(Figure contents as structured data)
---+---

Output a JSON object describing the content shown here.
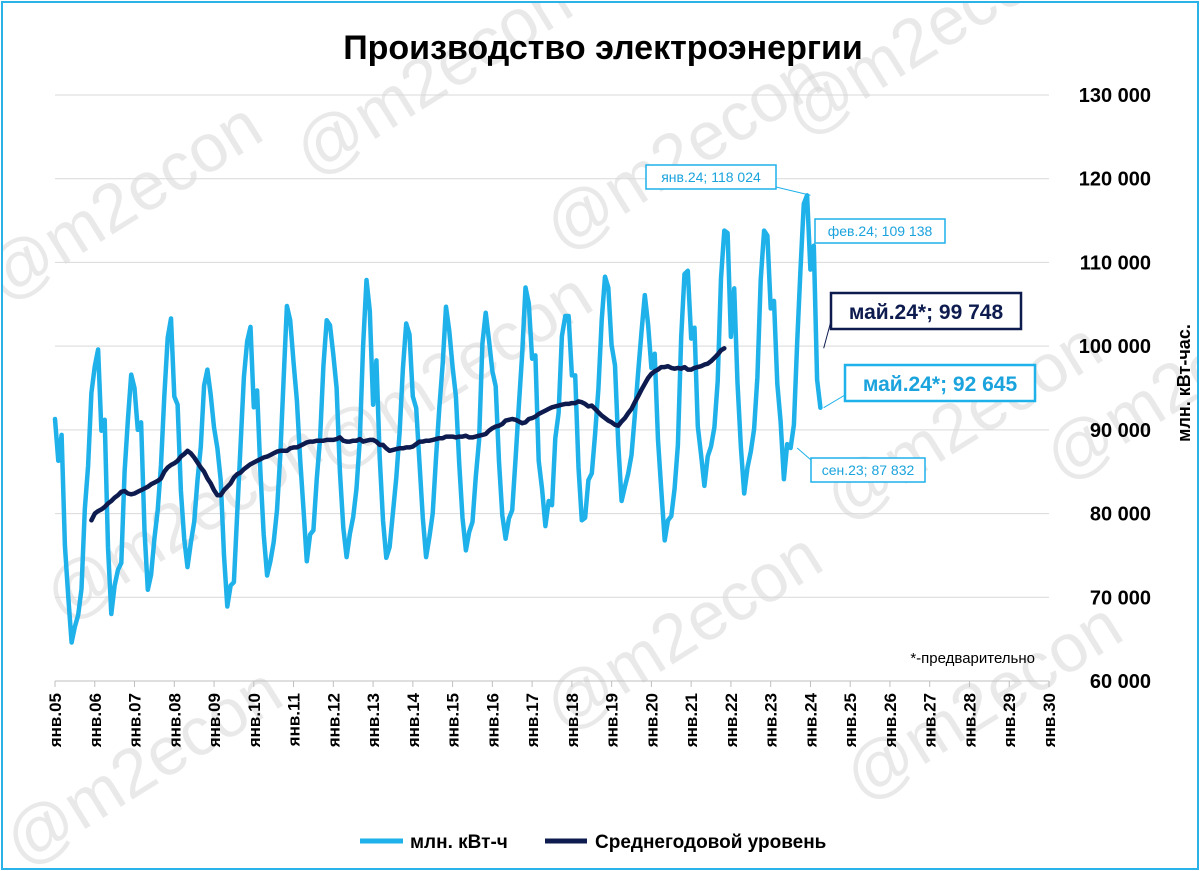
{
  "chart_data": {
    "type": "line",
    "title": "Производство электроэнергии",
    "ylabel": "млн. кВт-час.",
    "ylim": [
      60000,
      130000
    ],
    "y_ticks": [
      "60 000",
      "70 000",
      "80 000",
      "90 000",
      "100 000",
      "110 000",
      "120 000",
      "130 000"
    ],
    "x_ticks": [
      "янв.05",
      "янв.06",
      "янв.07",
      "янв.08",
      "янв.09",
      "янв.10",
      "янв.11",
      "янв.12",
      "янв.13",
      "янв.14",
      "янв.15",
      "янв.16",
      "янв.17",
      "янв.18",
      "янв.19",
      "янв.20",
      "янв.21",
      "янв.22",
      "янв.23",
      "янв.24",
      "янв.25",
      "янв.26",
      "янв.27",
      "янв.28",
      "янв.29",
      "янв.30"
    ],
    "x_start": "янв.05",
    "grid": true,
    "legend_position": "bottom",
    "note": "*-предварительно",
    "series": [
      {
        "name": "млн. кВт-ч",
        "color": "#1fb1ea",
        "values": [
          91300,
          86300,
          89400,
          76200,
          70000,
          64600,
          66500,
          67900,
          71000,
          80500,
          85700,
          94400,
          97600,
          99600,
          89900,
          91200,
          76000,
          68000,
          71400,
          73300,
          74100,
          85000,
          91200,
          96600,
          95000,
          90000,
          90900,
          78000,
          70900,
          72700,
          77000,
          80400,
          85800,
          94000,
          101000,
          103300,
          94000,
          93000,
          82700,
          77000,
          73600,
          76500,
          79000,
          84000,
          88000,
          95300,
          97200,
          94200,
          90300,
          87800,
          84000,
          75000,
          68900,
          71400,
          71800,
          80000,
          88000,
          96300,
          100600,
          102300,
          92700,
          94700,
          85000,
          77500,
          72600,
          74300,
          76600,
          80400,
          87000,
          96000,
          104800,
          103100,
          98000,
          93500,
          86400,
          80500,
          74300,
          77500,
          78000,
          84200,
          89000,
          97600,
          103100,
          102500,
          99000,
          95000,
          85000,
          78300,
          74800,
          77600,
          79600,
          83000,
          88800,
          100000,
          107900,
          104200,
          93000,
          98300,
          86700,
          79200,
          74700,
          76000,
          80200,
          84300,
          89700,
          97300,
          102700,
          101400,
          94000,
          92600,
          86000,
          79500,
          74800,
          77200,
          80000,
          86600,
          92600,
          97900,
          104700,
          101800,
          97500,
          94000,
          86000,
          79500,
          75600,
          77800,
          79000,
          84400,
          88800,
          100300,
          104000,
          100700,
          97000,
          95200,
          86200,
          79800,
          77000,
          79400,
          80400,
          86600,
          93000,
          99100,
          107000,
          105100,
          98500,
          98900,
          86300,
          82900,
          78500,
          81500,
          81000,
          89000,
          92000,
          101200,
          103600,
          103600,
          96500,
          96500,
          85500,
          79200,
          79500,
          84000,
          84800,
          89500,
          94900,
          103100,
          108300,
          107000,
          100100,
          97700,
          88200,
          81500,
          83200,
          84800,
          87000,
          91700,
          96800,
          101700,
          106100,
          102600,
          97400,
          99100,
          88800,
          82800,
          76800,
          79200,
          79700,
          83000,
          88200,
          101100,
          108600,
          109000,
          100900,
          102200,
          90400,
          87000,
          83300,
          86800,
          88000,
          90300,
          95800,
          108100,
          113800,
          113500,
          101100,
          106900,
          95600,
          87900,
          82400,
          85500,
          87400,
          90100,
          96300,
          107900,
          113800,
          113200,
          104500,
          105400,
          95500,
          91000,
          84100,
          88300,
          87832,
          90600,
          100500,
          109200,
          117000,
          118024,
          109138,
          112000,
          96000,
          92645
        ]
      },
      {
        "name": "Среднегодовой уровень",
        "color": "#0d1b4f",
        "start": "дек.05",
        "values": [
          79200,
          80000,
          80300,
          80500,
          80800,
          81200,
          81500,
          81900,
          82200,
          82600,
          82700,
          82400,
          82300,
          82400,
          82600,
          82800,
          83000,
          83200,
          83500,
          83700,
          83900,
          84200,
          85000,
          85500,
          85800,
          86000,
          86300,
          86800,
          87100,
          87500,
          87200,
          86700,
          86100,
          85500,
          85000,
          84200,
          83600,
          82800,
          82200,
          82200,
          82800,
          83200,
          83600,
          84300,
          84700,
          84900,
          85300,
          85600,
          85900,
          86100,
          86300,
          86500,
          86700,
          86800,
          87000,
          87200,
          87400,
          87500,
          87500,
          87500,
          87800,
          87900,
          87900,
          88100,
          88300,
          88500,
          88600,
          88600,
          88700,
          88700,
          88700,
          88800,
          88800,
          88800,
          88900,
          89100,
          88700,
          88600,
          88600,
          88700,
          88700,
          88900,
          88600,
          88700,
          88800,
          88800,
          88600,
          88200,
          88200,
          87800,
          87500,
          87600,
          87700,
          87800,
          87800,
          87900,
          87900,
          88000,
          88300,
          88600,
          88600,
          88700,
          88700,
          88800,
          88900,
          89000,
          89000,
          89200,
          89200,
          89200,
          89100,
          89200,
          89200,
          89300,
          89100,
          89100,
          89200,
          89300,
          89400,
          89500,
          89900,
          90200,
          90400,
          90500,
          90700,
          91100,
          91200,
          91300,
          91200,
          91000,
          90800,
          90900,
          91300,
          91400,
          91600,
          91900,
          92100,
          92300,
          92500,
          92700,
          92800,
          92900,
          93000,
          93100,
          93100,
          93200,
          93200,
          93400,
          93300,
          93100,
          92800,
          92900,
          92500,
          92100,
          91700,
          91400,
          91100,
          90900,
          90600,
          90500,
          91000,
          91400,
          92000,
          92500,
          93300,
          94000,
          94800,
          95500,
          96200,
          96700,
          97000,
          97200,
          97500,
          97500,
          97600,
          97400,
          97300,
          97400,
          97300,
          97500,
          97200,
          97200,
          97400,
          97500,
          97600,
          97800,
          97900,
          98200,
          98600,
          99000,
          99500,
          99748
        ]
      }
    ],
    "annotations": [
      {
        "text": "янв.24; 118 024"
      },
      {
        "text": "фев.24; 109 138"
      },
      {
        "text": "май.24*;  99 748"
      },
      {
        "text": "май.24*; 92 645"
      },
      {
        "text": "сен.23; 87 832"
      }
    ],
    "watermark": "@m2econ"
  }
}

---+---

» **Stated exercise**: Repeat each line of the records above exactly, but do not copy the pictures.

» **Task output**:
Output a JSON object describing the content shown here.
{
  "chart_data": {
    "type": "line",
    "title": "Производство электроэнергии",
    "ylabel": "млн. кВт-час.",
    "ylim": [
      60000,
      130000
    ],
    "y_ticks": [
      "60 000",
      "70 000",
      "80 000",
      "90 000",
      "100 000",
      "110 000",
      "120 000",
      "130 000"
    ],
    "x_ticks": [
      "янв.05",
      "янв.06",
      "янв.07",
      "янв.08",
      "янв.09",
      "янв.10",
      "янв.11",
      "янв.12",
      "янв.13",
      "янв.14",
      "янв.15",
      "янв.16",
      "янв.17",
      "янв.18",
      "янв.19",
      "янв.20",
      "янв.21",
      "янв.22",
      "янв.23",
      "янв.24",
      "янв.25",
      "янв.26",
      "янв.27",
      "янв.28",
      "янв.29",
      "янв.30"
    ],
    "x_start": "янв.05",
    "grid": true,
    "legend_position": "bottom",
    "note": "*-предварительно",
    "series": [
      {
        "name": "млн. кВт-ч",
        "color": "#1fb1ea",
        "values": [
          91300,
          86300,
          89400,
          76200,
          70000,
          64600,
          66500,
          67900,
          71000,
          80500,
          85700,
          94400,
          97600,
          99600,
          89900,
          91200,
          76000,
          68000,
          71400,
          73300,
          74100,
          85000,
          91200,
          96600,
          95000,
          90000,
          90900,
          78000,
          70900,
          72700,
          77000,
          80400,
          85800,
          94000,
          101000,
          103300,
          94000,
          93000,
          82700,
          77000,
          73600,
          76500,
          79000,
          84000,
          88000,
          95300,
          97200,
          94200,
          90300,
          87800,
          84000,
          75000,
          68900,
          71400,
          71800,
          80000,
          88000,
          96300,
          100600,
          102300,
          92700,
          94700,
          85000,
          77500,
          72600,
          74300,
          76600,
          80400,
          87000,
          96000,
          104800,
          103100,
          98000,
          93500,
          86400,
          80500,
          74300,
          77500,
          78000,
          84200,
          89000,
          97600,
          103100,
          102500,
          99000,
          95000,
          85000,
          78300,
          74800,
          77600,
          79600,
          83000,
          88800,
          100000,
          107900,
          104200,
          93000,
          98300,
          86700,
          79200,
          74700,
          76000,
          80200,
          84300,
          89700,
          97300,
          102700,
          101400,
          94000,
          92600,
          86000,
          79500,
          74800,
          77200,
          80000,
          86600,
          92600,
          97900,
          104700,
          101800,
          97500,
          94000,
          86000,
          79500,
          75600,
          77800,
          79000,
          84400,
          88800,
          100300,
          104000,
          100700,
          97000,
          95200,
          86200,
          79800,
          77000,
          79400,
          80400,
          86600,
          93000,
          99100,
          107000,
          105100,
          98500,
          98900,
          86300,
          82900,
          78500,
          81500,
          81000,
          89000,
          92000,
          101200,
          103600,
          103600,
          96500,
          96500,
          85500,
          79200,
          79500,
          84000,
          84800,
          89500,
          94900,
          103100,
          108300,
          107000,
          100100,
          97700,
          88200,
          81500,
          83200,
          84800,
          87000,
          91700,
          96800,
          101700,
          106100,
          102600,
          97400,
          99100,
          88800,
          82800,
          76800,
          79200,
          79700,
          83000,
          88200,
          101100,
          108600,
          109000,
          100900,
          102200,
          90400,
          87000,
          83300,
          86800,
          88000,
          90300,
          95800,
          108100,
          113800,
          113500,
          101100,
          106900,
          95600,
          87900,
          82400,
          85500,
          87400,
          90100,
          96300,
          107900,
          113800,
          113200,
          104500,
          105400,
          95500,
          91000,
          84100,
          88300,
          87832,
          90600,
          100500,
          109200,
          117000,
          118024,
          109138,
          112000,
          96000,
          92645
        ]
      },
      {
        "name": "Среднегодовой уровень",
        "color": "#0d1b4f",
        "start": "дек.05",
        "values": [
          79200,
          80000,
          80300,
          80500,
          80800,
          81200,
          81500,
          81900,
          82200,
          82600,
          82700,
          82400,
          82300,
          82400,
          82600,
          82800,
          83000,
          83200,
          83500,
          83700,
          83900,
          84200,
          85000,
          85500,
          85800,
          86000,
          86300,
          86800,
          87100,
          87500,
          87200,
          86700,
          86100,
          85500,
          85000,
          84200,
          83600,
          82800,
          82200,
          82200,
          82800,
          83200,
          83600,
          84300,
          84700,
          84900,
          85300,
          85600,
          85900,
          86100,
          86300,
          86500,
          86700,
          86800,
          87000,
          87200,
          87400,
          87500,
          87500,
          87500,
          87800,
          87900,
          87900,
          88100,
          88300,
          88500,
          88600,
          88600,
          88700,
          88700,
          88700,
          88800,
          88800,
          88800,
          88900,
          89100,
          88700,
          88600,
          88600,
          88700,
          88700,
          88900,
          88600,
          88700,
          88800,
          88800,
          88600,
          88200,
          88200,
          87800,
          87500,
          87600,
          87700,
          87800,
          87800,
          87900,
          87900,
          88000,
          88300,
          88600,
          88600,
          88700,
          88700,
          88800,
          88900,
          89000,
          89000,
          89200,
          89200,
          89200,
          89100,
          89200,
          89200,
          89300,
          89100,
          89100,
          89200,
          89300,
          89400,
          89500,
          89900,
          90200,
          90400,
          90500,
          90700,
          91100,
          91200,
          91300,
          91200,
          91000,
          90800,
          90900,
          91300,
          91400,
          91600,
          91900,
          92100,
          92300,
          92500,
          92700,
          92800,
          92900,
          93000,
          93100,
          93100,
          93200,
          93200,
          93400,
          93300,
          93100,
          92800,
          92900,
          92500,
          92100,
          91700,
          91400,
          91100,
          90900,
          90600,
          90500,
          91000,
          91400,
          92000,
          92500,
          93300,
          94000,
          94800,
          95500,
          96200,
          96700,
          97000,
          97200,
          97500,
          97500,
          97600,
          97400,
          97300,
          97400,
          97300,
          97500,
          97200,
          97200,
          97400,
          97500,
          97600,
          97800,
          97900,
          98200,
          98600,
          99000,
          99500,
          99748
        ]
      }
    ],
    "annotations": [
      {
        "text": "янв.24; 118 024"
      },
      {
        "text": "фев.24; 109 138"
      },
      {
        "text": "май.24*;  99 748"
      },
      {
        "text": "май.24*; 92 645"
      },
      {
        "text": "сен.23; 87 832"
      }
    ],
    "watermark": "@m2econ"
  }
}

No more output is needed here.